Start of Records for this task

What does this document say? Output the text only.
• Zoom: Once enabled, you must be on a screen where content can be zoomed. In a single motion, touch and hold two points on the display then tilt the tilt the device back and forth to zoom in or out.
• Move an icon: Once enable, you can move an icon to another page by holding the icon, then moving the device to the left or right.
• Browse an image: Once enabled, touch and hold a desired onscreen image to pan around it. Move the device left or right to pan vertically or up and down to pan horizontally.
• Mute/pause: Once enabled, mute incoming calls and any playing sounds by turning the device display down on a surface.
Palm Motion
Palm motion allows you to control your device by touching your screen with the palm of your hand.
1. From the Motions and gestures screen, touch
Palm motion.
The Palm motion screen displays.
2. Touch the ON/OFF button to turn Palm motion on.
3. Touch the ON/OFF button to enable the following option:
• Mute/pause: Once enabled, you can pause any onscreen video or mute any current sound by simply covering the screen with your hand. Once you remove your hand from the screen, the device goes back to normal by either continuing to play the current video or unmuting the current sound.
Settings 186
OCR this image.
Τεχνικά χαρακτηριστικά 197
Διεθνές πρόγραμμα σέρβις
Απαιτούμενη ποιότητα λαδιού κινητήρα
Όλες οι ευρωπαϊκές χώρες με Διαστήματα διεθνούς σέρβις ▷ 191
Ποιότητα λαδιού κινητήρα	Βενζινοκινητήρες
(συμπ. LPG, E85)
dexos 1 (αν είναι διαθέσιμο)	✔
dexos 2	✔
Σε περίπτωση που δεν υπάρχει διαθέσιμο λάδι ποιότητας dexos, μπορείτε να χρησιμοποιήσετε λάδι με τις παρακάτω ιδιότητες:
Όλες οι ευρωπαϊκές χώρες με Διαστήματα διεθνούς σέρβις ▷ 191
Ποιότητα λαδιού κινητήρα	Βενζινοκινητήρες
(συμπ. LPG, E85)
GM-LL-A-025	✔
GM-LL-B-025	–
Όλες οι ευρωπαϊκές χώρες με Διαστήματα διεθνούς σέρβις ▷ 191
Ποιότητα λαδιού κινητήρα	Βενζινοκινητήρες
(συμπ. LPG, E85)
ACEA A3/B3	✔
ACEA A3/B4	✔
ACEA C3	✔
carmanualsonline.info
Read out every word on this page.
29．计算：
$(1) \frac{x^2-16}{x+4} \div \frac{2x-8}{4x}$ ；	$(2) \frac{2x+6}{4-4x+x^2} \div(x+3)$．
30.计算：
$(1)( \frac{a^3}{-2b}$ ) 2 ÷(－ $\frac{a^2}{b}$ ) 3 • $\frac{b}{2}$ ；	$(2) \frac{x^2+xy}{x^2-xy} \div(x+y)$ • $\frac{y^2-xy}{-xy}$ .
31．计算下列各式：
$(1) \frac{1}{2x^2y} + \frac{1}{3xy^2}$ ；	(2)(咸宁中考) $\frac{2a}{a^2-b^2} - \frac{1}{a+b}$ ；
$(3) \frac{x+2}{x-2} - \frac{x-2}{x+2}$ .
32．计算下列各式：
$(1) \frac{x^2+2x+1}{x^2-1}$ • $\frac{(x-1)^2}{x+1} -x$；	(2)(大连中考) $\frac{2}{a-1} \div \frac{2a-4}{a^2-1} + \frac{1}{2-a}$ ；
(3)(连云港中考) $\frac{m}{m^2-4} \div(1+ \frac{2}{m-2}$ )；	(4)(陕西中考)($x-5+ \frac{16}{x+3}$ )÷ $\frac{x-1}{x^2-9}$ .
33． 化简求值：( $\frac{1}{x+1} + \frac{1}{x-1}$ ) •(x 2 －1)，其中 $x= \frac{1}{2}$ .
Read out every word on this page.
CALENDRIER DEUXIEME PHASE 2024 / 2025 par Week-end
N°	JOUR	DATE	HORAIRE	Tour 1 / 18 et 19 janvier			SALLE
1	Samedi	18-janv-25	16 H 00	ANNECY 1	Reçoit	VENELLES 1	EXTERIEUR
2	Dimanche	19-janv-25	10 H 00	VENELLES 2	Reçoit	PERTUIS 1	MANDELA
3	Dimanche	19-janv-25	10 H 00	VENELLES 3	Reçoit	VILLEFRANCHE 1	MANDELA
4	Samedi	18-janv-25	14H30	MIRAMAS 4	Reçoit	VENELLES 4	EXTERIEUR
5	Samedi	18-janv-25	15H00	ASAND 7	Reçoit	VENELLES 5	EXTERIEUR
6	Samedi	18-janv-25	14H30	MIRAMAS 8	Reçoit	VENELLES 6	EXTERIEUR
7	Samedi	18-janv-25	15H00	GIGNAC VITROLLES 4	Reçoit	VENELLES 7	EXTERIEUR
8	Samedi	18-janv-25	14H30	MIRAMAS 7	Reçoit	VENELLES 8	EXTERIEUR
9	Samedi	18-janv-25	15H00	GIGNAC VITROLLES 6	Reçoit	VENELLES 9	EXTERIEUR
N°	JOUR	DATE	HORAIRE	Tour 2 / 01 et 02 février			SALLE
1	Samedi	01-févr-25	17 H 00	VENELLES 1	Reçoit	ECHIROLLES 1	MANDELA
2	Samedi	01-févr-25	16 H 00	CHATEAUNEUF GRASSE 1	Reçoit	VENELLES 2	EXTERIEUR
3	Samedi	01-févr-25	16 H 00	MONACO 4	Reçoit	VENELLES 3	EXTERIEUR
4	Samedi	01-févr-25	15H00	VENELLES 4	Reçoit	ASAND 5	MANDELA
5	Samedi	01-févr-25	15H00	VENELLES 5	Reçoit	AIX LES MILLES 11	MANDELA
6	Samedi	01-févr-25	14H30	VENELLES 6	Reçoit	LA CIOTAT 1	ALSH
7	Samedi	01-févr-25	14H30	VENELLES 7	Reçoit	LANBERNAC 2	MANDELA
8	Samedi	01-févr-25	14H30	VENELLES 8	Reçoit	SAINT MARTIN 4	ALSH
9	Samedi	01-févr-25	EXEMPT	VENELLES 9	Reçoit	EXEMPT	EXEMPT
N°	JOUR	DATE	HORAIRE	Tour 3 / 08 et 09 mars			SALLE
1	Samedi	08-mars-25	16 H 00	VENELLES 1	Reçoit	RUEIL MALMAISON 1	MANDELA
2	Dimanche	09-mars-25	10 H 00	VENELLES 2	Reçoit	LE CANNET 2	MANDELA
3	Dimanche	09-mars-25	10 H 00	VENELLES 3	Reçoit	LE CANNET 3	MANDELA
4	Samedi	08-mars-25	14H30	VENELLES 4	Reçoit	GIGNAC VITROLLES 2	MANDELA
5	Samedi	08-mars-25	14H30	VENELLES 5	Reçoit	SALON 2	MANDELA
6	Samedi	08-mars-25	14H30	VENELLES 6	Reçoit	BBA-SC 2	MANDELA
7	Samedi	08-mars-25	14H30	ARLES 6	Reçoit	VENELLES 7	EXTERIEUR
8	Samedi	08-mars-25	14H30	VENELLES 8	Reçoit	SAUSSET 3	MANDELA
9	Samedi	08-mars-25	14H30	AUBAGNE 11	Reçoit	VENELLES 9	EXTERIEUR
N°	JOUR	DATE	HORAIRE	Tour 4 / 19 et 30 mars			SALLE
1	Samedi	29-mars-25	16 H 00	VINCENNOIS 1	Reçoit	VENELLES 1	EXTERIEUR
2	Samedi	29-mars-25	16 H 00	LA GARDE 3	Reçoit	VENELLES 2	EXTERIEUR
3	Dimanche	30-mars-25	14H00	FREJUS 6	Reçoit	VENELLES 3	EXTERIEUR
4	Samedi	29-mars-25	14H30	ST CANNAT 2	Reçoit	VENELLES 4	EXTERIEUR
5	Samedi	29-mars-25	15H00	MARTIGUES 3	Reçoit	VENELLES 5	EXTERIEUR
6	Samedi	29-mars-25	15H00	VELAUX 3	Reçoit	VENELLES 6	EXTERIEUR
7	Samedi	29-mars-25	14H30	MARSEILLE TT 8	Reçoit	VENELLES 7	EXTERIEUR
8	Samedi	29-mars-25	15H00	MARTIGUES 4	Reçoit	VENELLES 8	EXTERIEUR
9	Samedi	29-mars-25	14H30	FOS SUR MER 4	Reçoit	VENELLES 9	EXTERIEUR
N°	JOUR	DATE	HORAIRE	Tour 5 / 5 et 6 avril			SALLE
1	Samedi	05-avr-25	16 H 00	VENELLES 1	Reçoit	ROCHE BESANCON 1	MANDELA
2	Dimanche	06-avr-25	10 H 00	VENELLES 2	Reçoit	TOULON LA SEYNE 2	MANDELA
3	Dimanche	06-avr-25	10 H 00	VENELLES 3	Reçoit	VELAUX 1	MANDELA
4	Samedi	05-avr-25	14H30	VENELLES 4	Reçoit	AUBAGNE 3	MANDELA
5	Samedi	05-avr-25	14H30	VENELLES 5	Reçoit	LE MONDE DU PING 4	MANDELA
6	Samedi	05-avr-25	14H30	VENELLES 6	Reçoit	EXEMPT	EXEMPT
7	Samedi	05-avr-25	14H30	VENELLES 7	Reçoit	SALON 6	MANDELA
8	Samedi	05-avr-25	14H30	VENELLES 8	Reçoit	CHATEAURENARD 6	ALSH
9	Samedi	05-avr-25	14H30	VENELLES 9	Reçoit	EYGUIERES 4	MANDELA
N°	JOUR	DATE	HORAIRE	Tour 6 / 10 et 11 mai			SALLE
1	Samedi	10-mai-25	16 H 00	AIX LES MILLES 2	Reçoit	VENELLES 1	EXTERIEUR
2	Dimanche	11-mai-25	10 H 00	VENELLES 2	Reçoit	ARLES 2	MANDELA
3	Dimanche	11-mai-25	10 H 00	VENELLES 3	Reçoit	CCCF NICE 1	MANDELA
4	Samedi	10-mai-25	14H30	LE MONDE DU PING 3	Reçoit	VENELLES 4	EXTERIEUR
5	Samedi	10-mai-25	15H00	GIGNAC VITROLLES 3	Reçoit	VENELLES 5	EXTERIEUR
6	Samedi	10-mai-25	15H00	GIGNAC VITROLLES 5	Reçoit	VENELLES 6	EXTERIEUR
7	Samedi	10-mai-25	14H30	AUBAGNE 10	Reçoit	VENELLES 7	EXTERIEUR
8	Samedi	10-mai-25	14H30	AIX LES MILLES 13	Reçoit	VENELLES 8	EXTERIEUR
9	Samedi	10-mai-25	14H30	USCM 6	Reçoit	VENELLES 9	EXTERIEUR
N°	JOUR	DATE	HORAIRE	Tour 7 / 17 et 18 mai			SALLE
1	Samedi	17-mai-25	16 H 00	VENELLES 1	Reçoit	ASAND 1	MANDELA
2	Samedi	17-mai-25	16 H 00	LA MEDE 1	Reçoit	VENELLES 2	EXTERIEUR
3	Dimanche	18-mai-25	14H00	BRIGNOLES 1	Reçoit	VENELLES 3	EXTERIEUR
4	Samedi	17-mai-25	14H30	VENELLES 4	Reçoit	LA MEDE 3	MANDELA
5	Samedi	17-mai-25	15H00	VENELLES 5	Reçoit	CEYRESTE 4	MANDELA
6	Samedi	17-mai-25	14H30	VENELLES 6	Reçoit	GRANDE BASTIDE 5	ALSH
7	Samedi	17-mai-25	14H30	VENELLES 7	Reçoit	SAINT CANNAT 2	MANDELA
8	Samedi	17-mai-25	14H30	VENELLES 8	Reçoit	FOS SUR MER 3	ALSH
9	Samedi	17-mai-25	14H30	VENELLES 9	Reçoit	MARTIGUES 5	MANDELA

End of Records for this task

_Exercise instructions_
Pick each line holding the word "your" out of the data and copy it.

_Problem solution_
Palm motion allows you to control your device by touching your screen with the palm of your hand.
• Mute/pause: Once enabled, you can pause any onscreen video or mute any current sound by simply covering the screen with your hand. Once you remove your hand from the screen, the device goes back to normal by either continuing to play the current video or unmuting the current sound.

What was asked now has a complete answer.